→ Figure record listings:
* * * *

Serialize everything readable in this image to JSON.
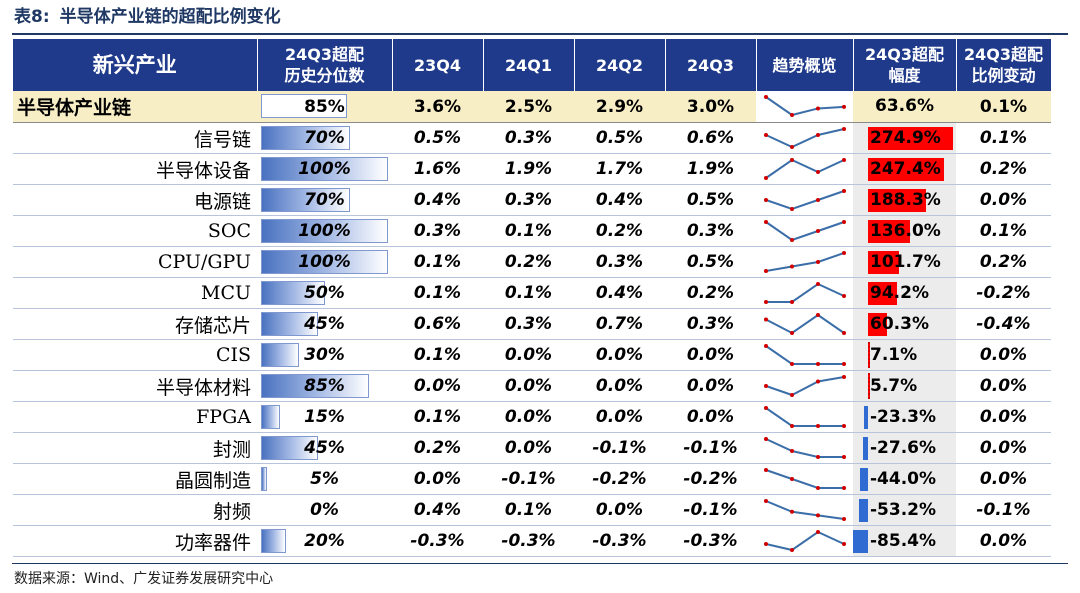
{
  "title": {
    "number": "表8:",
    "text": "半导体产业链的超配比例变化"
  },
  "header": {
    "name": "新兴产业",
    "pct_line1": "24Q3超配",
    "pct_line2": "历史分位数",
    "q1": "23Q4",
    "q2": "24Q1",
    "q3": "24Q2",
    "q4": "24Q3",
    "trend": "趋势概览",
    "amp_line1": "24Q3超配",
    "amp_line2": "幅度",
    "chg_line1": "24Q3超配",
    "chg_line2": "比例变动"
  },
  "colors": {
    "header_bg": "#1f3a8a",
    "summary_bg": "#f7eec5",
    "positive_bar": "#ff0000",
    "negative_bar": "#2f6bd0",
    "trend_line": "#3b6ea8",
    "trend_point": "#d00000"
  },
  "rows": [
    {
      "name": "半导体产业链",
      "summary": true,
      "pct": "85%",
      "pct_value": 85,
      "q": [
        "3.6%",
        "2.5%",
        "2.9%",
        "3.0%"
      ],
      "trend": [
        3.6,
        2.5,
        2.9,
        3.0
      ],
      "amp": "63.6%",
      "amp_value": 63.6,
      "chg": "0.1%"
    },
    {
      "name": "信号链",
      "pct": "70%",
      "pct_value": 70,
      "q": [
        "0.5%",
        "0.3%",
        "0.5%",
        "0.6%"
      ],
      "trend": [
        0.5,
        0.3,
        0.5,
        0.6
      ],
      "amp": "274.9%",
      "amp_value": 274.9,
      "chg": "0.1%"
    },
    {
      "name": "半导体设备",
      "pct": "100%",
      "pct_value": 100,
      "q": [
        "1.6%",
        "1.9%",
        "1.7%",
        "1.9%"
      ],
      "trend": [
        1.6,
        1.9,
        1.7,
        1.9
      ],
      "amp": "247.4%",
      "amp_value": 247.4,
      "chg": "0.2%"
    },
    {
      "name": "电源链",
      "pct": "70%",
      "pct_value": 70,
      "q": [
        "0.4%",
        "0.3%",
        "0.4%",
        "0.5%"
      ],
      "trend": [
        0.4,
        0.3,
        0.4,
        0.5
      ],
      "amp": "188.3%",
      "amp_value": 188.3,
      "chg": "0.0%"
    },
    {
      "name": "SOC",
      "pct": "100%",
      "pct_value": 100,
      "q": [
        "0.3%",
        "0.1%",
        "0.2%",
        "0.3%"
      ],
      "trend": [
        0.3,
        0.1,
        0.2,
        0.3
      ],
      "amp": "136.0%",
      "amp_value": 136.0,
      "chg": "0.1%"
    },
    {
      "name": "CPU/GPU",
      "pct": "100%",
      "pct_value": 100,
      "q": [
        "0.1%",
        "0.2%",
        "0.3%",
        "0.5%"
      ],
      "trend": [
        0.1,
        0.2,
        0.3,
        0.5
      ],
      "amp": "101.7%",
      "amp_value": 101.7,
      "chg": "0.2%"
    },
    {
      "name": "MCU",
      "pct": "50%",
      "pct_value": 50,
      "q": [
        "0.1%",
        "0.1%",
        "0.4%",
        "0.2%"
      ],
      "trend": [
        0.1,
        0.1,
        0.4,
        0.2
      ],
      "amp": "94.2%",
      "amp_value": 94.2,
      "chg": "-0.2%"
    },
    {
      "name": "存储芯片",
      "pct": "45%",
      "pct_value": 45,
      "q": [
        "0.6%",
        "0.3%",
        "0.7%",
        "0.3%"
      ],
      "trend": [
        0.6,
        0.3,
        0.7,
        0.3
      ],
      "amp": "60.3%",
      "amp_value": 60.3,
      "chg": "-0.4%"
    },
    {
      "name": "CIS",
      "pct": "30%",
      "pct_value": 30,
      "q": [
        "0.1%",
        "0.0%",
        "0.0%",
        "0.0%"
      ],
      "trend": [
        0.1,
        0.0,
        0.0,
        0.0
      ],
      "amp": "7.1%",
      "amp_value": 7.1,
      "chg": "0.0%"
    },
    {
      "name": "半导体材料",
      "pct": "85%",
      "pct_value": 85,
      "q": [
        "0.0%",
        "0.0%",
        "0.0%",
        "0.0%"
      ],
      "trend": [
        0.0,
        -0.02,
        0.01,
        0.02
      ],
      "amp": "5.7%",
      "amp_value": 5.7,
      "chg": "0.0%"
    },
    {
      "name": "FPGA",
      "pct": "15%",
      "pct_value": 15,
      "q": [
        "0.1%",
        "0.0%",
        "0.0%",
        "0.0%"
      ],
      "trend": [
        0.1,
        0.0,
        0.0,
        0.0
      ],
      "amp": "-23.3%",
      "amp_value": -23.3,
      "chg": "0.0%"
    },
    {
      "name": "封测",
      "pct": "45%",
      "pct_value": 45,
      "q": [
        "0.2%",
        "0.0%",
        "-0.1%",
        "-0.1%"
      ],
      "trend": [
        0.2,
        0.0,
        -0.1,
        -0.1
      ],
      "amp": "-27.6%",
      "amp_value": -27.6,
      "chg": "0.0%"
    },
    {
      "name": "晶圆制造",
      "pct": "5%",
      "pct_value": 5,
      "q": [
        "0.0%",
        "-0.1%",
        "-0.2%",
        "-0.2%"
      ],
      "trend": [
        0.0,
        -0.1,
        -0.2,
        -0.2
      ],
      "amp": "-44.0%",
      "amp_value": -44.0,
      "chg": "0.0%"
    },
    {
      "name": "射频",
      "pct": "0%",
      "pct_value": 0,
      "q": [
        "0.4%",
        "0.1%",
        "0.0%",
        "-0.1%"
      ],
      "trend": [
        0.4,
        0.1,
        0.0,
        -0.1
      ],
      "amp": "-53.2%",
      "amp_value": -53.2,
      "chg": "-0.1%"
    },
    {
      "name": "功率器件",
      "pct": "20%",
      "pct_value": 20,
      "q": [
        "-0.3%",
        "-0.3%",
        "-0.3%",
        "-0.3%"
      ],
      "trend": [
        -0.3,
        -0.31,
        -0.28,
        -0.3
      ],
      "amp": "-85.4%",
      "amp_value": -85.4,
      "chg": "0.0%"
    }
  ],
  "source": "数据来源：Wind、广发证券发展研究中心"
}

* * * *

→ Set task: Reproduce the records verbatim, omitting all images they contain.

→ Exercise result:
Serialize everything readable in this image to JSON.
{
  "title": {
    "number": "表8:",
    "text": "半导体产业链的超配比例变化"
  },
  "header": {
    "name": "新兴产业",
    "pct_line1": "24Q3超配",
    "pct_line2": "历史分位数",
    "q1": "23Q4",
    "q2": "24Q1",
    "q3": "24Q2",
    "q4": "24Q3",
    "trend": "趋势概览",
    "amp_line1": "24Q3超配",
    "amp_line2": "幅度",
    "chg_line1": "24Q3超配",
    "chg_line2": "比例变动"
  },
  "colors": {
    "header_bg": "#1f3a8a",
    "summary_bg": "#f7eec5",
    "positive_bar": "#ff0000",
    "negative_bar": "#2f6bd0",
    "trend_line": "#3b6ea8",
    "trend_point": "#d00000"
  },
  "rows": [
    {
      "name": "半导体产业链",
      "summary": true,
      "pct": "85%",
      "pct_value": 85,
      "q": [
        "3.6%",
        "2.5%",
        "2.9%",
        "3.0%"
      ],
      "trend": [
        3.6,
        2.5,
        2.9,
        3.0
      ],
      "amp": "63.6%",
      "amp_value": 63.6,
      "chg": "0.1%"
    },
    {
      "name": "信号链",
      "pct": "70%",
      "pct_value": 70,
      "q": [
        "0.5%",
        "0.3%",
        "0.5%",
        "0.6%"
      ],
      "trend": [
        0.5,
        0.3,
        0.5,
        0.6
      ],
      "amp": "274.9%",
      "amp_value": 274.9,
      "chg": "0.1%"
    },
    {
      "name": "半导体设备",
      "pct": "100%",
      "pct_value": 100,
      "q": [
        "1.6%",
        "1.9%",
        "1.7%",
        "1.9%"
      ],
      "trend": [
        1.6,
        1.9,
        1.7,
        1.9
      ],
      "amp": "247.4%",
      "amp_value": 247.4,
      "chg": "0.2%"
    },
    {
      "name": "电源链",
      "pct": "70%",
      "pct_value": 70,
      "q": [
        "0.4%",
        "0.3%",
        "0.4%",
        "0.5%"
      ],
      "trend": [
        0.4,
        0.3,
        0.4,
        0.5
      ],
      "amp": "188.3%",
      "amp_value": 188.3,
      "chg": "0.0%"
    },
    {
      "name": "SOC",
      "pct": "100%",
      "pct_value": 100,
      "q": [
        "0.3%",
        "0.1%",
        "0.2%",
        "0.3%"
      ],
      "trend": [
        0.3,
        0.1,
        0.2,
        0.3
      ],
      "amp": "136.0%",
      "amp_value": 136.0,
      "chg": "0.1%"
    },
    {
      "name": "CPU/GPU",
      "pct": "100%",
      "pct_value": 100,
      "q": [
        "0.1%",
        "0.2%",
        "0.3%",
        "0.5%"
      ],
      "trend": [
        0.1,
        0.2,
        0.3,
        0.5
      ],
      "amp": "101.7%",
      "amp_value": 101.7,
      "chg": "0.2%"
    },
    {
      "name": "MCU",
      "pct": "50%",
      "pct_value": 50,
      "q": [
        "0.1%",
        "0.1%",
        "0.4%",
        "0.2%"
      ],
      "trend": [
        0.1,
        0.1,
        0.4,
        0.2
      ],
      "amp": "94.2%",
      "amp_value": 94.2,
      "chg": "-0.2%"
    },
    {
      "name": "存储芯片",
      "pct": "45%",
      "pct_value": 45,
      "q": [
        "0.6%",
        "0.3%",
        "0.7%",
        "0.3%"
      ],
      "trend": [
        0.6,
        0.3,
        0.7,
        0.3
      ],
      "amp": "60.3%",
      "amp_value": 60.3,
      "chg": "-0.4%"
    },
    {
      "name": "CIS",
      "pct": "30%",
      "pct_value": 30,
      "q": [
        "0.1%",
        "0.0%",
        "0.0%",
        "0.0%"
      ],
      "trend": [
        0.1,
        0.0,
        0.0,
        0.0
      ],
      "amp": "7.1%",
      "amp_value": 7.1,
      "chg": "0.0%"
    },
    {
      "name": "半导体材料",
      "pct": "85%",
      "pct_value": 85,
      "q": [
        "0.0%",
        "0.0%",
        "0.0%",
        "0.0%"
      ],
      "trend": [
        0.0,
        -0.02,
        0.01,
        0.02
      ],
      "amp": "5.7%",
      "amp_value": 5.7,
      "chg": "0.0%"
    },
    {
      "name": "FPGA",
      "pct": "15%",
      "pct_value": 15,
      "q": [
        "0.1%",
        "0.0%",
        "0.0%",
        "0.0%"
      ],
      "trend": [
        0.1,
        0.0,
        0.0,
        0.0
      ],
      "amp": "-23.3%",
      "amp_value": -23.3,
      "chg": "0.0%"
    },
    {
      "name": "封测",
      "pct": "45%",
      "pct_value": 45,
      "q": [
        "0.2%",
        "0.0%",
        "-0.1%",
        "-0.1%"
      ],
      "trend": [
        0.2,
        0.0,
        -0.1,
        -0.1
      ],
      "amp": "-27.6%",
      "amp_value": -27.6,
      "chg": "0.0%"
    },
    {
      "name": "晶圆制造",
      "pct": "5%",
      "pct_value": 5,
      "q": [
        "0.0%",
        "-0.1%",
        "-0.2%",
        "-0.2%"
      ],
      "trend": [
        0.0,
        -0.1,
        -0.2,
        -0.2
      ],
      "amp": "-44.0%",
      "amp_value": -44.0,
      "chg": "0.0%"
    },
    {
      "name": "射频",
      "pct": "0%",
      "pct_value": 0,
      "q": [
        "0.4%",
        "0.1%",
        "0.0%",
        "-0.1%"
      ],
      "trend": [
        0.4,
        0.1,
        0.0,
        -0.1
      ],
      "amp": "-53.2%",
      "amp_value": -53.2,
      "chg": "-0.1%"
    },
    {
      "name": "功率器件",
      "pct": "20%",
      "pct_value": 20,
      "q": [
        "-0.3%",
        "-0.3%",
        "-0.3%",
        "-0.3%"
      ],
      "trend": [
        -0.3,
        -0.31,
        -0.28,
        -0.3
      ],
      "amp": "-85.4%",
      "amp_value": -85.4,
      "chg": "0.0%"
    }
  ],
  "source": "数据来源：Wind、广发证券发展研究中心"
}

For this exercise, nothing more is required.